*Trecho da fonte*:
^^^^
Mas não se encontra motos menores com uma proposta esportiva mais séria. As que melhor se aproximam disto são a Honda Twister e a Yamaha Fazer, ambas com motores monocilíndricos de 250 cm³ – e que, no fim do dia, são motos street com elementos das naked. E quando o assunto são as pequenas, na faixa dos 125 a 160 cm³, não pode fugir de figurinhas carimbadas – Honda CG, Yamaha Fazer e as diversas scooters que explodiram em popularidade nos últimos anos.
É por isso que, sempre que dou uma olhada nas motocicletas que se pode comprar em outros países, especialmente na Europa, sinto uma pontinha de inveja. No Velho Mundo, um segmento bastante popular é o das motos esportivas de 125 cm³ – que, por fora, lembram muito as superesportivas maiores, de 900 cm³ ou mais. Elas são feitas para motociclistas menos experientes, que buscam o estilo e a experiência de condução de uma moto maior, porém sem o desempenho bruto que pode ser um risco para quem não tem tanto tempo muito tempo de estrada. Elas não são tão baratas quanto as 125cc “normais”, mas compensam com suspensão mais sofisticada e acabemento mais caprichado. E não faltam opções.
^^^^
*Tarefa*: Pode dar continuidade ao texto sobre motos esportivas pequenas, começando logo após a última frase dele?

*Material*:
^^^^
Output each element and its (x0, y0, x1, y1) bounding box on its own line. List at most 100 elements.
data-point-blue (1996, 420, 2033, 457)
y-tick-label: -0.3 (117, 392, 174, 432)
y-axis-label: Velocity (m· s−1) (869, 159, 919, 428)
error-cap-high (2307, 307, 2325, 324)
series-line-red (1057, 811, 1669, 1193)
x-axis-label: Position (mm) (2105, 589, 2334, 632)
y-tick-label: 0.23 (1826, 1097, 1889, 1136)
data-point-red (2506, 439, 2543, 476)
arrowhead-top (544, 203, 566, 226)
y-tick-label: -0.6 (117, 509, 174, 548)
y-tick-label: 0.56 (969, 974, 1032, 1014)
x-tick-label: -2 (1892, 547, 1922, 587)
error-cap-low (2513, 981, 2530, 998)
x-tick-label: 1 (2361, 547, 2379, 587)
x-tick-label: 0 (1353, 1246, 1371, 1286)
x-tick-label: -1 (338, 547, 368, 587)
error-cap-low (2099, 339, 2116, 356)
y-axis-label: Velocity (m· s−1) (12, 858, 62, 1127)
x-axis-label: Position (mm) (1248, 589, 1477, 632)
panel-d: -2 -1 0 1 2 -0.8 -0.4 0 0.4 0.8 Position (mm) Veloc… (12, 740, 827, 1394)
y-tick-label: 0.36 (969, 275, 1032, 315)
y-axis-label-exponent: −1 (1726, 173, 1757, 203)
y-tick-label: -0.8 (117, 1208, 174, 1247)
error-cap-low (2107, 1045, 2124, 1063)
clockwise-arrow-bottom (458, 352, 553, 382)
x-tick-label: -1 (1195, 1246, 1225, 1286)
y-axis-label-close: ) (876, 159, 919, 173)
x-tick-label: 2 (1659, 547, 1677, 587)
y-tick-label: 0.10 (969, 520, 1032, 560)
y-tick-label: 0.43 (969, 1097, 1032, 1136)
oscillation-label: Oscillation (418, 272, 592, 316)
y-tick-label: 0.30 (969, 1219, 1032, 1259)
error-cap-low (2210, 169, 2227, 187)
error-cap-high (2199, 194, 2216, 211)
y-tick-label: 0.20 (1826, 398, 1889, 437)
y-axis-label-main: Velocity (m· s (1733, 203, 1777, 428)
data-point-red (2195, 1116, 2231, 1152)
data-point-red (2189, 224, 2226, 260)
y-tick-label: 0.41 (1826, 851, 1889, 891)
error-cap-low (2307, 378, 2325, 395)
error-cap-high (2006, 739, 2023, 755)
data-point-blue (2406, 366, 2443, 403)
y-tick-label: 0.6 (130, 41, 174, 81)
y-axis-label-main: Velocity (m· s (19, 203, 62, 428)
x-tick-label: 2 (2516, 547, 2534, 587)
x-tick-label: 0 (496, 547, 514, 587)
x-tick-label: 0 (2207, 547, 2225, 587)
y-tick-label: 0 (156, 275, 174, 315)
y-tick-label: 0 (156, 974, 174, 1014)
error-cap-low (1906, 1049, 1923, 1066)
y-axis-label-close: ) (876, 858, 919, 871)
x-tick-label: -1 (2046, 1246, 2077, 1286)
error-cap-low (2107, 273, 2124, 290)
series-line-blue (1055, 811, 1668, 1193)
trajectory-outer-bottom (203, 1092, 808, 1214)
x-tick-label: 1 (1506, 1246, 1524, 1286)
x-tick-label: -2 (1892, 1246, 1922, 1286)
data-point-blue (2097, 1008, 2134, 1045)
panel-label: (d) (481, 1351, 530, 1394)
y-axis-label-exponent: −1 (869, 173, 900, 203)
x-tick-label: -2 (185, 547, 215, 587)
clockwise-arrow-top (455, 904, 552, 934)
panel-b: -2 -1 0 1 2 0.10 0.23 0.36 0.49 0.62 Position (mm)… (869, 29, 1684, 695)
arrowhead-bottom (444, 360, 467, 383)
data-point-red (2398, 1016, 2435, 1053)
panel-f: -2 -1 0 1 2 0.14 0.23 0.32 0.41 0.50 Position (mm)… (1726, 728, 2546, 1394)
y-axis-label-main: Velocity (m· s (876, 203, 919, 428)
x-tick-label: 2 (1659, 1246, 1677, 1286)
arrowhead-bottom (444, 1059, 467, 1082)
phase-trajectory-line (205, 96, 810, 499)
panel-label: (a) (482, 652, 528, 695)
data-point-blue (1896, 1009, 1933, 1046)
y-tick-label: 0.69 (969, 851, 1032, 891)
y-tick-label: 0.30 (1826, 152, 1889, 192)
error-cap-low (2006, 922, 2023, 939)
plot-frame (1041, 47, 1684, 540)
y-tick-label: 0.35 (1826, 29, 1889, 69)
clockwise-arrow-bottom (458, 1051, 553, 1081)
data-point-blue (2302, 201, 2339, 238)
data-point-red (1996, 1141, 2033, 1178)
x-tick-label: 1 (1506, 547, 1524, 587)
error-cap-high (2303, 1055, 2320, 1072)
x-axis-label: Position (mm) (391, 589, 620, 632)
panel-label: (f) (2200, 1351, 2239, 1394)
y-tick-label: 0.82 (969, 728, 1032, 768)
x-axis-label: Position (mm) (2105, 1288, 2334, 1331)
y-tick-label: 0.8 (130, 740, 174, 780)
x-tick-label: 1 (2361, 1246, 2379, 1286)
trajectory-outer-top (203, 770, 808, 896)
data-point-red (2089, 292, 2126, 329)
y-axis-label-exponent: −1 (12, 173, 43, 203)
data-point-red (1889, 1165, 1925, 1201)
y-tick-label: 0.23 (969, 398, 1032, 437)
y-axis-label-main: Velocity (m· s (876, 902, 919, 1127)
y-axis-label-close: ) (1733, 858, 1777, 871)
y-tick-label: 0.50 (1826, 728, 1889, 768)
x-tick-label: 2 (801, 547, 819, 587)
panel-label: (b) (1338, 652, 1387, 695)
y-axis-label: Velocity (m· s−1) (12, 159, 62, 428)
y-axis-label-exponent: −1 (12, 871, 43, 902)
^^^^
*Resposta*:
Um dos melhores exemplos, por colocar em perspectiva as nossas motos pequenas e as “mini-esportivas” europeias, é a atual CB125R. Ela é a moto de entrada da família Neo Sports Café da Honda, que no Brasil é representada pelas CB650R e CB1000R, trazendo o mesmo visual com toque retrô – tanque robusto, farol redondo com lâmpadas de LED e posição de pilotagem esportiva. Ela tem suspensão monochoque na traseira, garfo Showa e câmbio de seis marchas – tudo amarrado por um motor monocilíndrico SOHC de 13 cv a 10.000 rpm. Embora tenha arrefecimento líquido (algo que não se vê nas motos pequenas nacionais), trata-se de um motor de concepção bastante simples e com foco no desempenho em médias rotações, oferecendo boas retomadas e agilidade. E é o suficiente para tornar a moto de apenas 126 kg bem esperta.
Para quem quer algo mais extremo, visualmente falando, existem outras opções ainda mais radicais – como a dupla YZF-R125 e MT-125 da Yamaha. Esportiva e naked usam a mesma base – um chassi diamond e um motor de 124,7 cm³ com 14,7 cv a 9.000 rpm – mas cada uma tem um estilo: a YZF-R125 é claramente inspirada na Yamah R1, enquanto a MT-125 tem o mesmo visual robótico das demais representantes da família MT.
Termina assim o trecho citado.